*YOUR GOAL*
Copy exactly the run of lines that begins at the line with "Give me the" and ends at the final line of the entries.

*RECORDS SUPPLIED*
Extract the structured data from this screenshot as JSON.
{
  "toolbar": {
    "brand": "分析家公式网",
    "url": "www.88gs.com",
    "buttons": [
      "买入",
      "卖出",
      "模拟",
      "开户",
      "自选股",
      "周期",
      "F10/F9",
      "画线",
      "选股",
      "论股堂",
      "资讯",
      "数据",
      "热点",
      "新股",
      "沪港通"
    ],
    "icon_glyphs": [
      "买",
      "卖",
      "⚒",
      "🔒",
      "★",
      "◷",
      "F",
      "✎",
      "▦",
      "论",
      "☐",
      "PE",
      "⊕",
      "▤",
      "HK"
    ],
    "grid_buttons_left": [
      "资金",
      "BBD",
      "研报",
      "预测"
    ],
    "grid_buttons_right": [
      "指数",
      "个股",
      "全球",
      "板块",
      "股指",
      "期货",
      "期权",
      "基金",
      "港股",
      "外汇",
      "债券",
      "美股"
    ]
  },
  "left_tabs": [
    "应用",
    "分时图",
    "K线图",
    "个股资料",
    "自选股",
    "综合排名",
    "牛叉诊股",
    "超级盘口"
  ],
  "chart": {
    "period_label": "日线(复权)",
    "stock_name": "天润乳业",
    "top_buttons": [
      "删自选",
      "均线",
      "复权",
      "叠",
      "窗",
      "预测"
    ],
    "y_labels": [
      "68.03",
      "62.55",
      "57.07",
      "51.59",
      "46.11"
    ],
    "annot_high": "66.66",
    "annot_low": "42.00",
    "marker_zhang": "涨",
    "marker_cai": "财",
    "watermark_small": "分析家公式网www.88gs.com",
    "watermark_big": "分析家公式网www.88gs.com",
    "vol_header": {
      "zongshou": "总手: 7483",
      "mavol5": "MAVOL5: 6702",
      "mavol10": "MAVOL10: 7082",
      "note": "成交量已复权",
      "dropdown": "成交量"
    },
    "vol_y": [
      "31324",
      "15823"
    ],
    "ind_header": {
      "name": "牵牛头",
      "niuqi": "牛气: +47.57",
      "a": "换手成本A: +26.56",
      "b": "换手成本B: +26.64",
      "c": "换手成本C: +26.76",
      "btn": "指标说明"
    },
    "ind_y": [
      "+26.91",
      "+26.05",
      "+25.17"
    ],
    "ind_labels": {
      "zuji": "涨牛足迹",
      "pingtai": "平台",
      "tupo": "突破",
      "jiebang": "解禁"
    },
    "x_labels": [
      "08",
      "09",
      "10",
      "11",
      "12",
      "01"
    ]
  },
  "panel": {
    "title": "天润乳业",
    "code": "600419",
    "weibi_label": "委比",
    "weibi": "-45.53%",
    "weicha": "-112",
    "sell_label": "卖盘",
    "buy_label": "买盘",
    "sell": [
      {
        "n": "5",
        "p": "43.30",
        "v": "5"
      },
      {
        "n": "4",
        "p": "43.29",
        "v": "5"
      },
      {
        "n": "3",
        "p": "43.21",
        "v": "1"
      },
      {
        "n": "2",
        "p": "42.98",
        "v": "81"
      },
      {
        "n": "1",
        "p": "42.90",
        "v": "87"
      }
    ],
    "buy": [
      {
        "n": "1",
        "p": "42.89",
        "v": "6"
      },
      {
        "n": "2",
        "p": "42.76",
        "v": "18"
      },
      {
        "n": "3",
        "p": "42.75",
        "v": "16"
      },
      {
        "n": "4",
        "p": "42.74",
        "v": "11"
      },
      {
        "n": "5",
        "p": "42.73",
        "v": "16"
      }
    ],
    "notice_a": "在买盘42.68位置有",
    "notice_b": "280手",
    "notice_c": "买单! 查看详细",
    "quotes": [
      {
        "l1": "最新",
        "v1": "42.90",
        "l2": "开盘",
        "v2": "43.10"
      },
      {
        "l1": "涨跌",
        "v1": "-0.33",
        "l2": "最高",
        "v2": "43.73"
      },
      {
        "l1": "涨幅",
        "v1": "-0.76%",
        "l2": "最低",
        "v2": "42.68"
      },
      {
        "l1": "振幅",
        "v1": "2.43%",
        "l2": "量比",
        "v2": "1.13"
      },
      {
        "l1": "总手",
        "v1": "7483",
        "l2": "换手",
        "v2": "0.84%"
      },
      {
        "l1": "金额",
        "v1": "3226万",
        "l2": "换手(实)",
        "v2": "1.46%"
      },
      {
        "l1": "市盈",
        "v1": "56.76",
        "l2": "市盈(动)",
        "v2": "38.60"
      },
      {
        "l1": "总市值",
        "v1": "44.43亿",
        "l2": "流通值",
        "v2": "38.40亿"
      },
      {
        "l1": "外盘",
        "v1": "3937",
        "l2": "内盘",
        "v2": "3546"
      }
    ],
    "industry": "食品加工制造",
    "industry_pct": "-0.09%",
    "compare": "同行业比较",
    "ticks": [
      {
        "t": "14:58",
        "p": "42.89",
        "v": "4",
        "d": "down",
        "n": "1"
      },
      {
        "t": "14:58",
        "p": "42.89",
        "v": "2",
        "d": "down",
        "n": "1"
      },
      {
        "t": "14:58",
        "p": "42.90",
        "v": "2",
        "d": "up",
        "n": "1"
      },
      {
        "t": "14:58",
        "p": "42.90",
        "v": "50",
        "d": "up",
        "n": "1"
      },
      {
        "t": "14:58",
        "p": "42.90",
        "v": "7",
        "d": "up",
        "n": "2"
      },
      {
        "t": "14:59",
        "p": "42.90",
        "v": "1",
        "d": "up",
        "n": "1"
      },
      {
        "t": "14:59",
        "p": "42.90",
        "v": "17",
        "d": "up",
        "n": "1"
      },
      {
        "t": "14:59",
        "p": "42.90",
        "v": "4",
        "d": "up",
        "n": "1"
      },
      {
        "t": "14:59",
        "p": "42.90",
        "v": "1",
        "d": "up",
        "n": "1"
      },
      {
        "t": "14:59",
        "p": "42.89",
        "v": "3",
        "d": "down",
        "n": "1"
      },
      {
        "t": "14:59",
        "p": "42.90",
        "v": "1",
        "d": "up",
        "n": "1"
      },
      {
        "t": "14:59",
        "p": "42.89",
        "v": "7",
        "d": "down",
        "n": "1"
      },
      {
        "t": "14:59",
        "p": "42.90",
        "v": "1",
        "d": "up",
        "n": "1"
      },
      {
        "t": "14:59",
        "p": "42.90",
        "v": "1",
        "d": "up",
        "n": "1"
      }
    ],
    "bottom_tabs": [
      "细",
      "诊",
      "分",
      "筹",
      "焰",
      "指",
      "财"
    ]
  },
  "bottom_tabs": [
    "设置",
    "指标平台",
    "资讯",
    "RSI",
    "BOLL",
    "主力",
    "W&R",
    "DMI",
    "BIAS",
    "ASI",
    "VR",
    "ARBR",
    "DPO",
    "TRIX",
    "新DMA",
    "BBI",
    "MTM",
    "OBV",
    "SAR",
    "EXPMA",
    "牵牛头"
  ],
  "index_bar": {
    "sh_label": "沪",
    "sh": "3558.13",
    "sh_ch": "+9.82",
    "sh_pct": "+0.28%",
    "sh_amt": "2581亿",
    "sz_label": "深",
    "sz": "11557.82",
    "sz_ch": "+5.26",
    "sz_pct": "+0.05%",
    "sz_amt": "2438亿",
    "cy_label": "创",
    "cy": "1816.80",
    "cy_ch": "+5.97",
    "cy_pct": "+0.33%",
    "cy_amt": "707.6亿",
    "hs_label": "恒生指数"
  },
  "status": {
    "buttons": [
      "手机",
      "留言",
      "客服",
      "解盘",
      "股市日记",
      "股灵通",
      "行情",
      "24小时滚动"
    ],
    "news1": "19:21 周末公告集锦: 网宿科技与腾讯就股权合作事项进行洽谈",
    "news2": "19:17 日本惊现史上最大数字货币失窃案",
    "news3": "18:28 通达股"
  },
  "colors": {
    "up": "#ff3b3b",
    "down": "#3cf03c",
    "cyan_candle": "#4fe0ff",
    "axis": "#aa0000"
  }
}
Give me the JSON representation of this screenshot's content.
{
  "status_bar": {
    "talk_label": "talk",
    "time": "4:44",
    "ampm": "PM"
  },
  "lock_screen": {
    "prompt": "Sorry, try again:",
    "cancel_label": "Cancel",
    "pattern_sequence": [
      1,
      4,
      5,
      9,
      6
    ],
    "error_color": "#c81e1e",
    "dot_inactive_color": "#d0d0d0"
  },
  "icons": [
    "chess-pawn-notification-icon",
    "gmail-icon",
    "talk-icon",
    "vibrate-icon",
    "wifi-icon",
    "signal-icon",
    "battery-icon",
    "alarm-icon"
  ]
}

*THE REPLY*
Give me the JSON representation of this screenshot's content.
{
  "status_bar": {
    "talk_label": "talk",
    "time": "4:44",
    "ampm": "PM"
  },
  "lock_screen": {
    "prompt": "Sorry, try again:",
    "cancel_label": "Cancel",
    "pattern_sequence": [
      1,
      4,
      5,
      9,
      6
    ],
    "error_color": "#c81e1e",
    "dot_inactive_color": "#d0d0d0"
  },
  "icons": [
    "chess-pawn-notification-icon",
    "gmail-icon",
    "talk-icon",
    "vibrate-icon",
    "wifi-icon",
    "signal-icon",
    "battery-icon",
    "alarm-icon"
  ]
}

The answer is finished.